### A run of records
***

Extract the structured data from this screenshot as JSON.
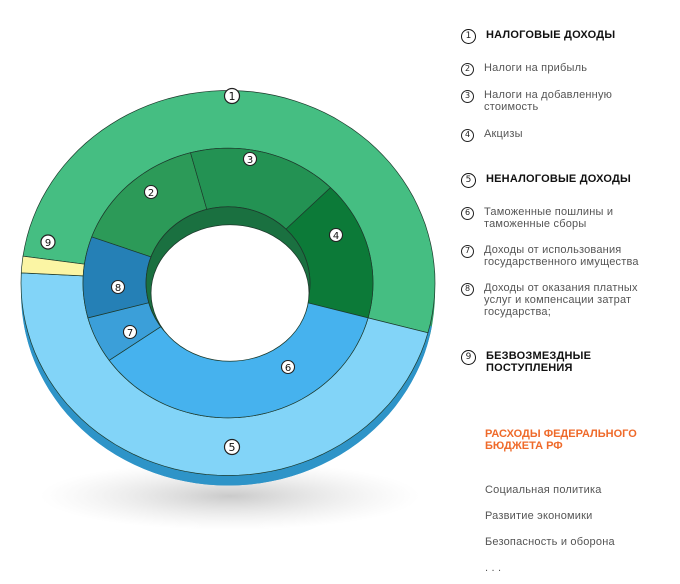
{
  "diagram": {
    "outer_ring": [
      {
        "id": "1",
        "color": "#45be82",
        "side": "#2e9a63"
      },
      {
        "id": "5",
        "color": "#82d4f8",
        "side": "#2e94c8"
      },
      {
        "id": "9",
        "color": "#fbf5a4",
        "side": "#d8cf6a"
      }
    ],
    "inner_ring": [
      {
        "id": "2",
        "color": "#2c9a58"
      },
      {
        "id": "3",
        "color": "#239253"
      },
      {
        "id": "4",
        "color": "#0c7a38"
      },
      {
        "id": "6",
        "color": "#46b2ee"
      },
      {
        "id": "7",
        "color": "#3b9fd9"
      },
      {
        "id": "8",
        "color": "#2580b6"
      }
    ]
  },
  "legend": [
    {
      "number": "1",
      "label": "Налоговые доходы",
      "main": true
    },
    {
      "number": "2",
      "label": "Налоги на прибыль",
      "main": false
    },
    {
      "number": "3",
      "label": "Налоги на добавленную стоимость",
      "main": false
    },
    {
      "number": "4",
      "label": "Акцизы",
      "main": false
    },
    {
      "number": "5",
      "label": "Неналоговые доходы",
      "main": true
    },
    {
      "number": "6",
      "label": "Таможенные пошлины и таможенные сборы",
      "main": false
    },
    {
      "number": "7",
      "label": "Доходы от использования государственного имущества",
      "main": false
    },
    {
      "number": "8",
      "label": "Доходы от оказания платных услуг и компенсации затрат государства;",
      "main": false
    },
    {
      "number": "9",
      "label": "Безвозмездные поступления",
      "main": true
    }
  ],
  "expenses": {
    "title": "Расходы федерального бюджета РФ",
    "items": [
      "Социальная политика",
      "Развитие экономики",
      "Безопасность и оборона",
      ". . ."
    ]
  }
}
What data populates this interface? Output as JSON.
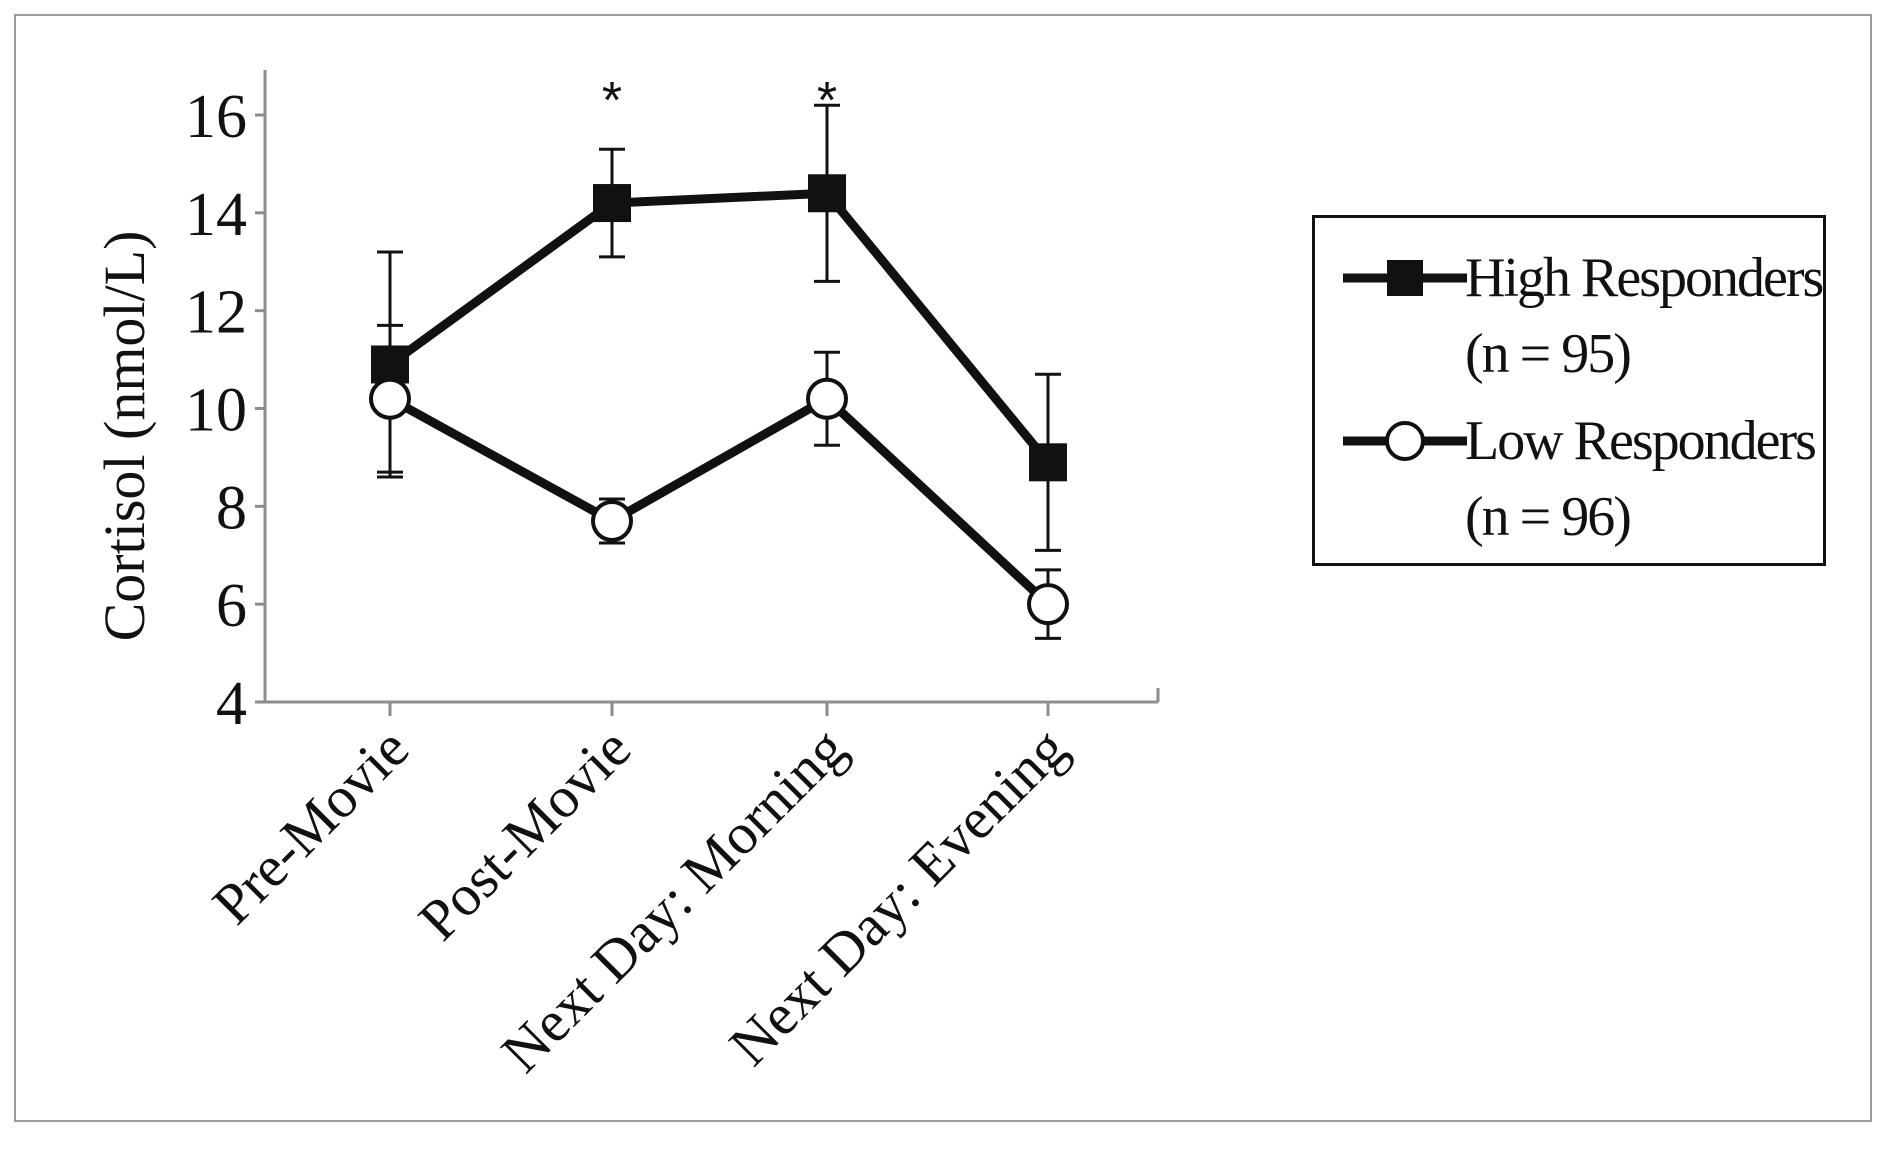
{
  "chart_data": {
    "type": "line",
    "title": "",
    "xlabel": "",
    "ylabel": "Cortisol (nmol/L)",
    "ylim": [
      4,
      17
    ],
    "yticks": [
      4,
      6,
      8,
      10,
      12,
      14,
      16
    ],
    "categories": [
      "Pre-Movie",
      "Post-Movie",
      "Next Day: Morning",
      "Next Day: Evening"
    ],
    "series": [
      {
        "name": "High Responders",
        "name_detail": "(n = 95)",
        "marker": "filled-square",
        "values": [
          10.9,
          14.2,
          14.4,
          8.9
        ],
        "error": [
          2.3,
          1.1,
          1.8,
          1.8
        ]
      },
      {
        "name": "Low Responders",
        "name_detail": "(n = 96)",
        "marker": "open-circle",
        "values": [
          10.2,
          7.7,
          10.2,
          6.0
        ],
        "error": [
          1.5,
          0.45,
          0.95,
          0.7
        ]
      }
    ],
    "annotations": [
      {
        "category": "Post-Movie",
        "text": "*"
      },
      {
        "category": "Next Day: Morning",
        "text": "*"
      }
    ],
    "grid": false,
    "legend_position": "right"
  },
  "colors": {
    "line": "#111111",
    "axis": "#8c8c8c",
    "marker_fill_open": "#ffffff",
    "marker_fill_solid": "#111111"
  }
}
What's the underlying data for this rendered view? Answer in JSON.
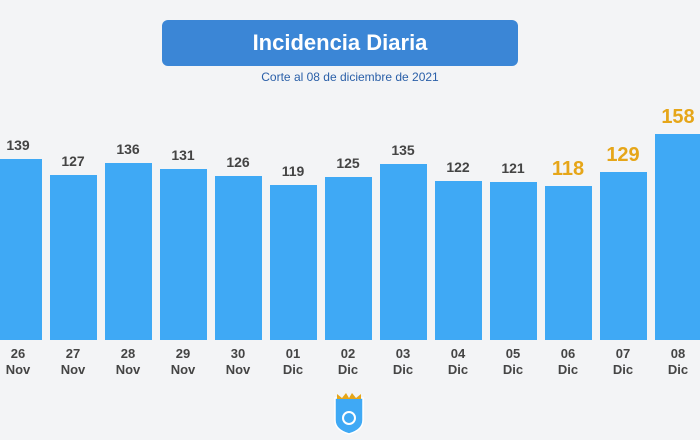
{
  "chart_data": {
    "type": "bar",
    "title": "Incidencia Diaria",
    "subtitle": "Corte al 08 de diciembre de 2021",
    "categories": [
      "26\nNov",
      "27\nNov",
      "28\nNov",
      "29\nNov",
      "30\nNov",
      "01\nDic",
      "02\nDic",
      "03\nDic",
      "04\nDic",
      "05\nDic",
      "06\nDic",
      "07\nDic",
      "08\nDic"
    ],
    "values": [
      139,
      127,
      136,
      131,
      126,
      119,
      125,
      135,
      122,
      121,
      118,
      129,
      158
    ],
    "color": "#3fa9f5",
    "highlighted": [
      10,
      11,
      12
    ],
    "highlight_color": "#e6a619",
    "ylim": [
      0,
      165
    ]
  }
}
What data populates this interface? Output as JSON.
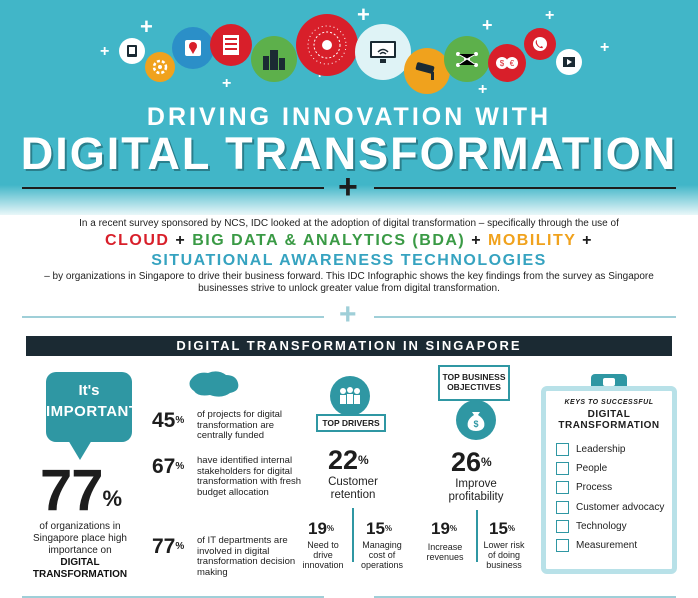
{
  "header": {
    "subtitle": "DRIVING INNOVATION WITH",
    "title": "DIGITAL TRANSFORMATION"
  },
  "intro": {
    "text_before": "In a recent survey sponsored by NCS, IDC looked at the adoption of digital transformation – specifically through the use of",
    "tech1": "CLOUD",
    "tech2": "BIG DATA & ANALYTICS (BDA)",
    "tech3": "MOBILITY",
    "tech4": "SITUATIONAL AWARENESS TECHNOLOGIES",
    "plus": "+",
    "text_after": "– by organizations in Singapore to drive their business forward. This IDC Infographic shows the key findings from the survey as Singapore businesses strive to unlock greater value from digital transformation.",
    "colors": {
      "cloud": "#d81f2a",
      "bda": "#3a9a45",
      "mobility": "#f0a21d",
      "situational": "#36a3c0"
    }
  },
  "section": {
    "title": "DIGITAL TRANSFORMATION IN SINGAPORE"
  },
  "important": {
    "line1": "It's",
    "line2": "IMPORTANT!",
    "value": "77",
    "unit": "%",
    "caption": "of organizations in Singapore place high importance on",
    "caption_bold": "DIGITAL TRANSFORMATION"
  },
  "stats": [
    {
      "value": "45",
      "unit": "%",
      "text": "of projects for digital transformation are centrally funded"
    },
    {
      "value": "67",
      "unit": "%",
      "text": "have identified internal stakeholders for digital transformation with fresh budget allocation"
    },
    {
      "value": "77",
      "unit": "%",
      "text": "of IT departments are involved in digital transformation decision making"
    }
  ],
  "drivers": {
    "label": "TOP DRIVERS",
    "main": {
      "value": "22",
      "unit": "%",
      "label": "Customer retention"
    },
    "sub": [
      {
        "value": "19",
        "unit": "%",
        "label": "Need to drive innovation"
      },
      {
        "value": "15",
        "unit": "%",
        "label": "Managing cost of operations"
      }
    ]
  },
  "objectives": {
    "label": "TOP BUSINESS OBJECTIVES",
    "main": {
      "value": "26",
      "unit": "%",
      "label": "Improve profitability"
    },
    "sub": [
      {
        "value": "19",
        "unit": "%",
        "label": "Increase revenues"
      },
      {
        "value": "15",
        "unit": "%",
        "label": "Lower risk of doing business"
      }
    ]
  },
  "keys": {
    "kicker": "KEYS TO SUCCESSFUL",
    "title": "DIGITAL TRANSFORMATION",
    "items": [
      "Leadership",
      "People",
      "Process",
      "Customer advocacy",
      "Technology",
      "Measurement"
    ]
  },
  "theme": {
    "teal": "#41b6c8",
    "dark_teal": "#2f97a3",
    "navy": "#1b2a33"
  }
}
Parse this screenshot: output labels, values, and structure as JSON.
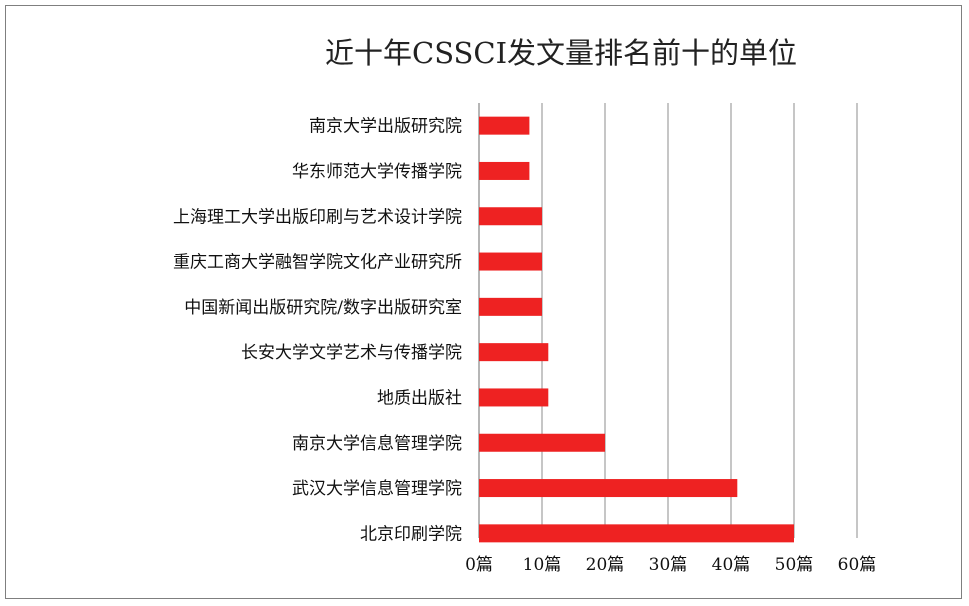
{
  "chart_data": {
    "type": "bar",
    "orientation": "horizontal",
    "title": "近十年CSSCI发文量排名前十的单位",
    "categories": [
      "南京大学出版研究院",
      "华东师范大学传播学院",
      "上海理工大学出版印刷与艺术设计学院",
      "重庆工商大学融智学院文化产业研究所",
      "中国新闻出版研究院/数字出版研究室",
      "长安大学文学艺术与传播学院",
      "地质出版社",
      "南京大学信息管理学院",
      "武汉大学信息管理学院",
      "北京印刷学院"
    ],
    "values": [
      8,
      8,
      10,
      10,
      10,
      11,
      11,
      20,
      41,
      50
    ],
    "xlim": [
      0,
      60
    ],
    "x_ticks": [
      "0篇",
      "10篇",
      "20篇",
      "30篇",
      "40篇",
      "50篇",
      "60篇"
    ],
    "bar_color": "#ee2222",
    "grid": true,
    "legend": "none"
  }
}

***

Report how many lines of the listing hold the string "category", giving only the number.

### OUTPUT FOR THIS TASK
2